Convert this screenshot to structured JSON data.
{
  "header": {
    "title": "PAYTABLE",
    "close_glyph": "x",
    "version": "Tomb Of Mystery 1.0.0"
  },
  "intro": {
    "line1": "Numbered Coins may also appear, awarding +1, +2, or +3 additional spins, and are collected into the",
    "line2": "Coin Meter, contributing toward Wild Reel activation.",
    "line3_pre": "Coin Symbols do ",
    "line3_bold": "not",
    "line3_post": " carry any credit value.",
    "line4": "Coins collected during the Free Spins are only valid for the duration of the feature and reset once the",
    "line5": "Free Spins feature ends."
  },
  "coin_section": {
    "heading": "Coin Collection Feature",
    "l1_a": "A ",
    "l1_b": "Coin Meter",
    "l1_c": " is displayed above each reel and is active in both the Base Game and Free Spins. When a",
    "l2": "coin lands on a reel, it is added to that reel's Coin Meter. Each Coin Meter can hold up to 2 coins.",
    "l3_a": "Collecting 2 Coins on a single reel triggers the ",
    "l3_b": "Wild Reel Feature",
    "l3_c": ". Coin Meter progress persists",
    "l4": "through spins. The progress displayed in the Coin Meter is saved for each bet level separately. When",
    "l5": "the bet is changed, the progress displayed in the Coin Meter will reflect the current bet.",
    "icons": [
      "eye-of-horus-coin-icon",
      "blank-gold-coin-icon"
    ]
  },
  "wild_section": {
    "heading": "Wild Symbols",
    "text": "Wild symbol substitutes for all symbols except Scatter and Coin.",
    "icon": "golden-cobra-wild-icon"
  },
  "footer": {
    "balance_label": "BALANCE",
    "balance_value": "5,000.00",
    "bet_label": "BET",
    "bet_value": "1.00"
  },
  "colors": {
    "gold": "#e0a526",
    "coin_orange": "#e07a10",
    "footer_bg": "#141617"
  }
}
——
Request: How many lines in the records hold the string "progress"? Reply with the number alone.

Worked solution: 3